ENTRIES SHOWN —
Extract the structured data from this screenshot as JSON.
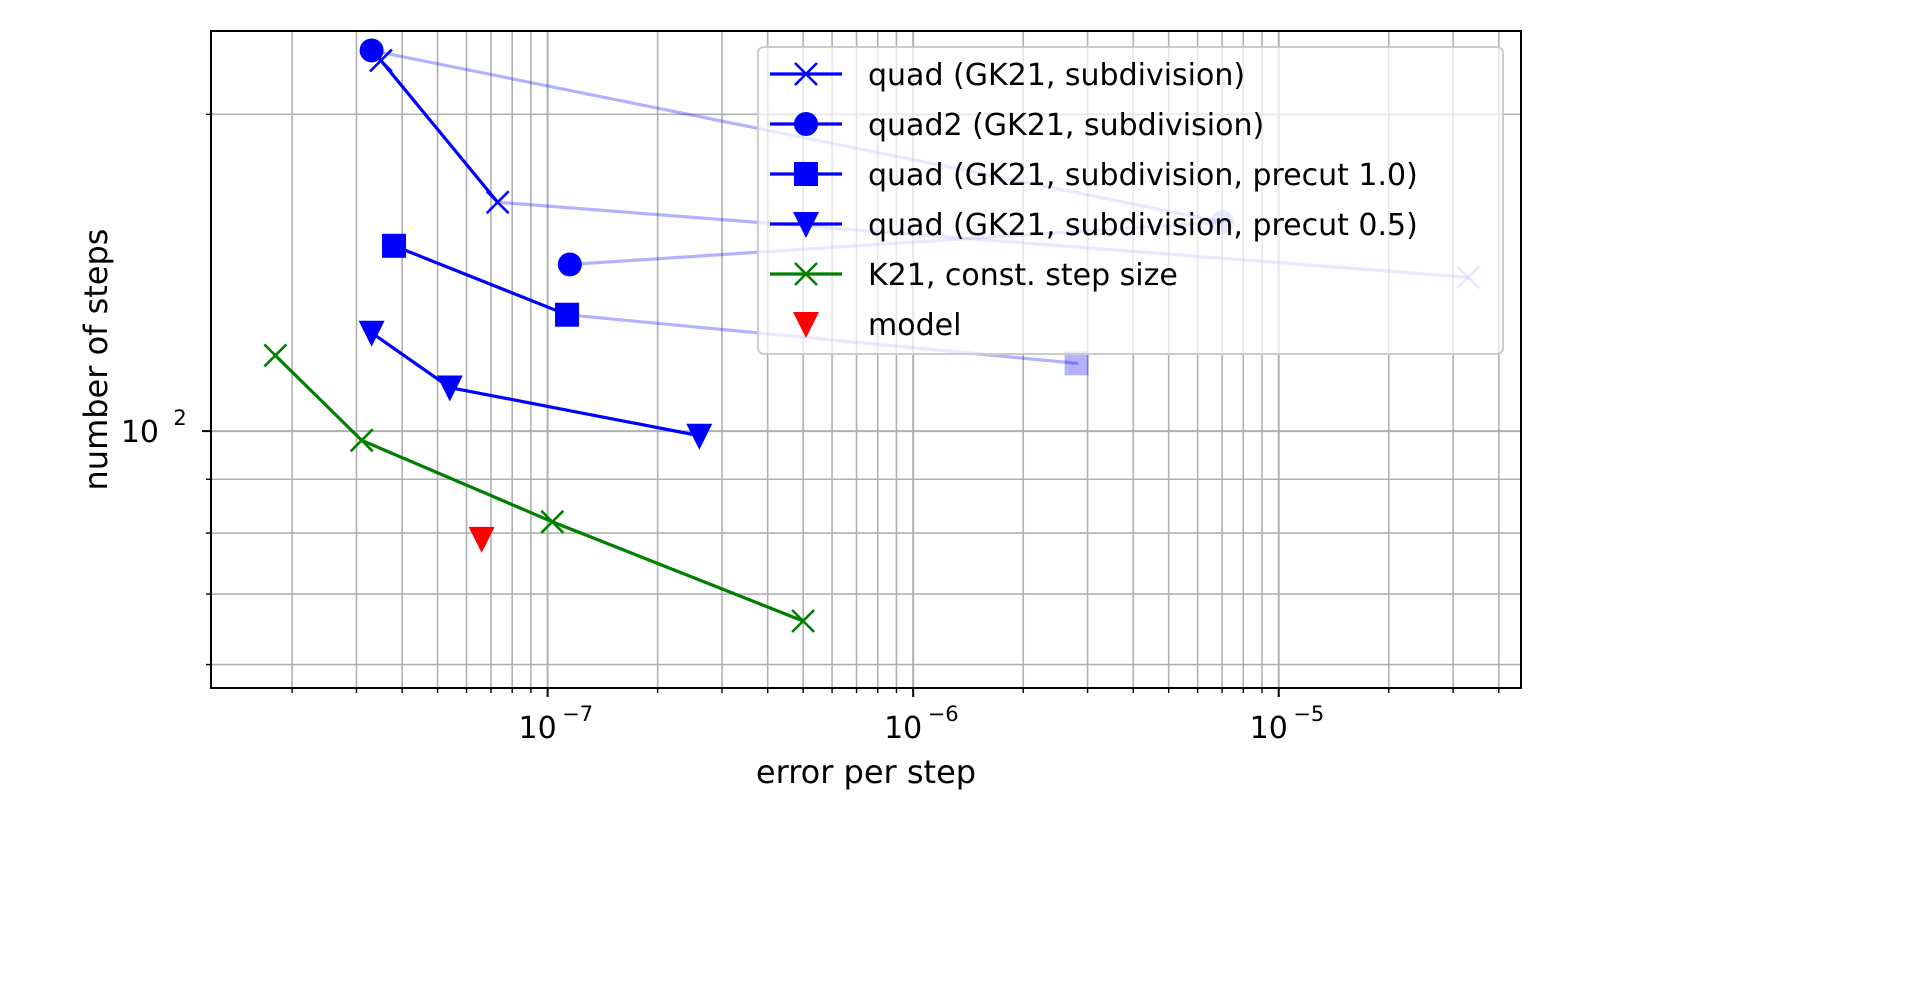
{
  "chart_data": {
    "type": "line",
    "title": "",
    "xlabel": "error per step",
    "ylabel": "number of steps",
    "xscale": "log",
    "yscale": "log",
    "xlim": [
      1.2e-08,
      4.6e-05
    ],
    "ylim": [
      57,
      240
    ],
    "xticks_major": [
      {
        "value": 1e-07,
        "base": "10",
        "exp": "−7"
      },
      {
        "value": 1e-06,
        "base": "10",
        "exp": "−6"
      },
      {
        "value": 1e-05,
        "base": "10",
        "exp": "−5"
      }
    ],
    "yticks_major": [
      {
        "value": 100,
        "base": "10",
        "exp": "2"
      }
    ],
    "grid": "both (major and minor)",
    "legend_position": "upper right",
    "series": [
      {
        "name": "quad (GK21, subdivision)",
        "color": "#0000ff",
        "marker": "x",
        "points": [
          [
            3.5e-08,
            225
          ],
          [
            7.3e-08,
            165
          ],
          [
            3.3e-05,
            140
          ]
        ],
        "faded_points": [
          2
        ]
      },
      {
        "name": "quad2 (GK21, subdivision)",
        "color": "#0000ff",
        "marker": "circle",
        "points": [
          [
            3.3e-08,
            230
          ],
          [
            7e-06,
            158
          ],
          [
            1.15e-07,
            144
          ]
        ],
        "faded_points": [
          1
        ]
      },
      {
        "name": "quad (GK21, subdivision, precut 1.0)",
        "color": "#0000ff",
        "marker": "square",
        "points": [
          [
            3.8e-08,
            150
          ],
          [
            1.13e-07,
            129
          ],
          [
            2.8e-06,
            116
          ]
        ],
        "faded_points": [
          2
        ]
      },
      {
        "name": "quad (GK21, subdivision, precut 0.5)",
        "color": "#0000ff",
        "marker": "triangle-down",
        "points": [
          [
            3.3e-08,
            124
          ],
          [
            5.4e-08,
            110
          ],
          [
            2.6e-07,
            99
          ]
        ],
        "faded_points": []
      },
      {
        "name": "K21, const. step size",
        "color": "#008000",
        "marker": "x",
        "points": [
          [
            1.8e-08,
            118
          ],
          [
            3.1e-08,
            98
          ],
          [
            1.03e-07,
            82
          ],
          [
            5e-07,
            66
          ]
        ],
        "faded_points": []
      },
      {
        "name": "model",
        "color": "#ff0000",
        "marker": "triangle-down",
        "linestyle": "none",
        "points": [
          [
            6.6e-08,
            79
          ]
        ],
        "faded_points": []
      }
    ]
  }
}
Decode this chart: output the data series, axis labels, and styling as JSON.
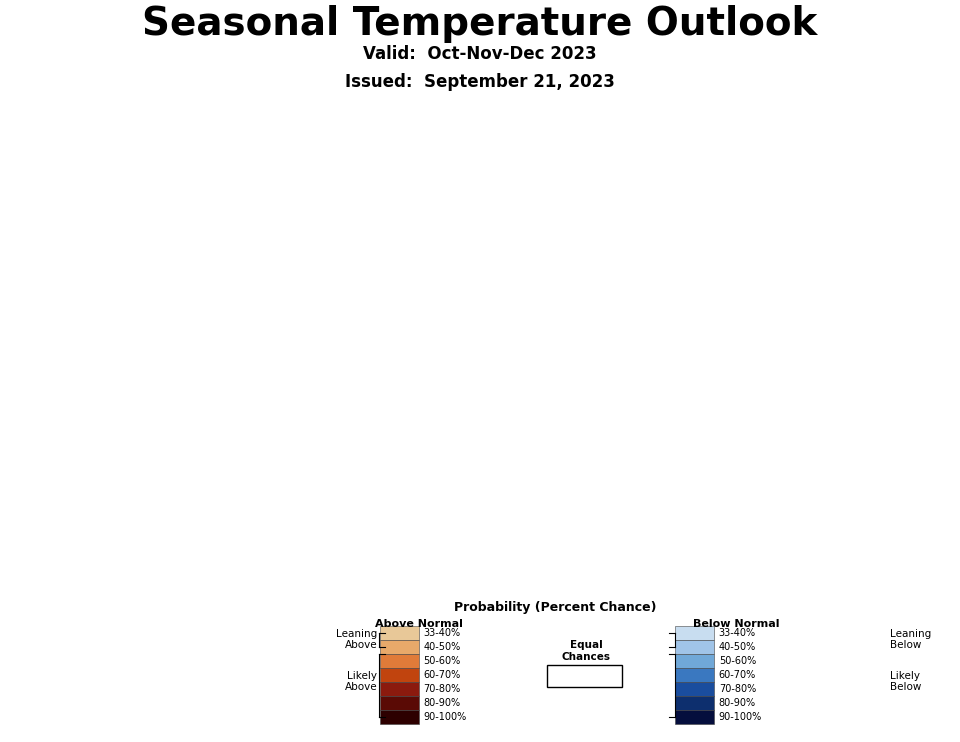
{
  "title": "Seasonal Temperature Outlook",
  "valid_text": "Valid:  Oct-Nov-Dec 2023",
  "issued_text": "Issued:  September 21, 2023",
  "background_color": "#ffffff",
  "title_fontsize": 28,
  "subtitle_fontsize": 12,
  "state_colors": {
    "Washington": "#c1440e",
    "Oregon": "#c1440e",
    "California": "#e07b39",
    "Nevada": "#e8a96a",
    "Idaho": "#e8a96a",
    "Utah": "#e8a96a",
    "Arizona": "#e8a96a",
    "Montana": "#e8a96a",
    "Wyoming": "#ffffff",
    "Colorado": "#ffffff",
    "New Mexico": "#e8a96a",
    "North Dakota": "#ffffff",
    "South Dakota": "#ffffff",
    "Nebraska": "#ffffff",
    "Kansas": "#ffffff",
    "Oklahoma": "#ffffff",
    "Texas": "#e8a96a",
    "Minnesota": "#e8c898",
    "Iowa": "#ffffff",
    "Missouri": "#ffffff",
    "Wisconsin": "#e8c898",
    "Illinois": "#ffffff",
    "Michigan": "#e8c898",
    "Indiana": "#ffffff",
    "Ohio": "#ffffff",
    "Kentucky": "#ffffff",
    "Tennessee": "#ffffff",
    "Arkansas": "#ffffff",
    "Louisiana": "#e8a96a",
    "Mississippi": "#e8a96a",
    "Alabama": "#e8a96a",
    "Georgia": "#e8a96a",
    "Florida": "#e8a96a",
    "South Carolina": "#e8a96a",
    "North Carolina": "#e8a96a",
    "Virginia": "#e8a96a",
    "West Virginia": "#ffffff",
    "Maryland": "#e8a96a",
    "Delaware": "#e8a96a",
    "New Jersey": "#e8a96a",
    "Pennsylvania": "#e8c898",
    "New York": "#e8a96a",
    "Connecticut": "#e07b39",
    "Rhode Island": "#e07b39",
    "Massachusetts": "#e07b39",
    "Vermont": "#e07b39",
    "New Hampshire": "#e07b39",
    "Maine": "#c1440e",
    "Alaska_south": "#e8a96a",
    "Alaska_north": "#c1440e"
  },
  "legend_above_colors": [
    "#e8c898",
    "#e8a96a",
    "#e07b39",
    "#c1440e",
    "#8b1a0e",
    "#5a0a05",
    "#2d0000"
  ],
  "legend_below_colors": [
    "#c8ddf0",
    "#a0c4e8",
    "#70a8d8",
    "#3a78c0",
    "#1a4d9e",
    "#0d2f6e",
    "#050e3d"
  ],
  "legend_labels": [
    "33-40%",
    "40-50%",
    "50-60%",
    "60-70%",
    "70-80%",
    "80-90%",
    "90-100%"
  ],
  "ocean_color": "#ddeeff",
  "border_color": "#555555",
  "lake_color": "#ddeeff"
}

WHAT YOU ARE ASKED TO DO — Every record above should be written out again without change, except that the pictures are left out.

WRITTEN SOLUTION —
Extract the structured data from this screenshot as JSON.
{
  "chart_data": {
    "type": "line",
    "title": "",
    "xlabel": "error per step",
    "ylabel": "number of steps",
    "xscale": "log",
    "yscale": "log",
    "xlim": [
      1.2e-08,
      4.6e-05
    ],
    "ylim": [
      57,
      240
    ],
    "xticks_major": [
      {
        "value": 1e-07,
        "base": "10",
        "exp": "−7"
      },
      {
        "value": 1e-06,
        "base": "10",
        "exp": "−6"
      },
      {
        "value": 1e-05,
        "base": "10",
        "exp": "−5"
      }
    ],
    "yticks_major": [
      {
        "value": 100,
        "base": "10",
        "exp": "2"
      }
    ],
    "grid": "both (major and minor)",
    "legend_position": "upper right",
    "series": [
      {
        "name": "quad (GK21, subdivision)",
        "color": "#0000ff",
        "marker": "x",
        "points": [
          [
            3.5e-08,
            225
          ],
          [
            7.3e-08,
            165
          ],
          [
            3.3e-05,
            140
          ]
        ],
        "faded_points": [
          2
        ]
      },
      {
        "name": "quad2 (GK21, subdivision)",
        "color": "#0000ff",
        "marker": "circle",
        "points": [
          [
            3.3e-08,
            230
          ],
          [
            7e-06,
            158
          ],
          [
            1.15e-07,
            144
          ]
        ],
        "faded_points": [
          1
        ]
      },
      {
        "name": "quad (GK21, subdivision, precut 1.0)",
        "color": "#0000ff",
        "marker": "square",
        "points": [
          [
            3.8e-08,
            150
          ],
          [
            1.13e-07,
            129
          ],
          [
            2.8e-06,
            116
          ]
        ],
        "faded_points": [
          2
        ]
      },
      {
        "name": "quad (GK21, subdivision, precut 0.5)",
        "color": "#0000ff",
        "marker": "triangle-down",
        "points": [
          [
            3.3e-08,
            124
          ],
          [
            5.4e-08,
            110
          ],
          [
            2.6e-07,
            99
          ]
        ],
        "faded_points": []
      },
      {
        "name": "K21, const. step size",
        "color": "#008000",
        "marker": "x",
        "points": [
          [
            1.8e-08,
            118
          ],
          [
            3.1e-08,
            98
          ],
          [
            1.03e-07,
            82
          ],
          [
            5e-07,
            66
          ]
        ],
        "faded_points": []
      },
      {
        "name": "model",
        "color": "#ff0000",
        "marker": "triangle-down",
        "linestyle": "none",
        "points": [
          [
            6.6e-08,
            79
          ]
        ],
        "faded_points": []
      }
    ]
  }
}
Decode this chart: output the data series, axis labels, and styling as JSON.
{
  "title": "Seasonal Temperature Outlook",
  "valid_text": "Valid:  Oct-Nov-Dec 2023",
  "issued_text": "Issued:  September 21, 2023",
  "background_color": "#ffffff",
  "title_fontsize": 28,
  "subtitle_fontsize": 12,
  "state_colors": {
    "Washington": "#c1440e",
    "Oregon": "#c1440e",
    "California": "#e07b39",
    "Nevada": "#e8a96a",
    "Idaho": "#e8a96a",
    "Utah": "#e8a96a",
    "Arizona": "#e8a96a",
    "Montana": "#e8a96a",
    "Wyoming": "#ffffff",
    "Colorado": "#ffffff",
    "New Mexico": "#e8a96a",
    "North Dakota": "#ffffff",
    "South Dakota": "#ffffff",
    "Nebraska": "#ffffff",
    "Kansas": "#ffffff",
    "Oklahoma": "#ffffff",
    "Texas": "#e8a96a",
    "Minnesota": "#e8c898",
    "Iowa": "#ffffff",
    "Missouri": "#ffffff",
    "Wisconsin": "#e8c898",
    "Illinois": "#ffffff",
    "Michigan": "#e8c898",
    "Indiana": "#ffffff",
    "Ohio": "#ffffff",
    "Kentucky": "#ffffff",
    "Tennessee": "#ffffff",
    "Arkansas": "#ffffff",
    "Louisiana": "#e8a96a",
    "Mississippi": "#e8a96a",
    "Alabama": "#e8a96a",
    "Georgia": "#e8a96a",
    "Florida": "#e8a96a",
    "South Carolina": "#e8a96a",
    "North Carolina": "#e8a96a",
    "Virginia": "#e8a96a",
    "West Virginia": "#ffffff",
    "Maryland": "#e8a96a",
    "Delaware": "#e8a96a",
    "New Jersey": "#e8a96a",
    "Pennsylvania": "#e8c898",
    "New York": "#e8a96a",
    "Connecticut": "#e07b39",
    "Rhode Island": "#e07b39",
    "Massachusetts": "#e07b39",
    "Vermont": "#e07b39",
    "New Hampshire": "#e07b39",
    "Maine": "#c1440e",
    "Alaska_south": "#e8a96a",
    "Alaska_north": "#c1440e"
  },
  "legend_above_colors": [
    "#e8c898",
    "#e8a96a",
    "#e07b39",
    "#c1440e",
    "#8b1a0e",
    "#5a0a05",
    "#2d0000"
  ],
  "legend_below_colors": [
    "#c8ddf0",
    "#a0c4e8",
    "#70a8d8",
    "#3a78c0",
    "#1a4d9e",
    "#0d2f6e",
    "#050e3d"
  ],
  "legend_labels": [
    "33-40%",
    "40-50%",
    "50-60%",
    "60-70%",
    "70-80%",
    "80-90%",
    "90-100%"
  ],
  "ocean_color": "#ddeeff",
  "border_color": "#555555",
  "lake_color": "#ddeeff"
}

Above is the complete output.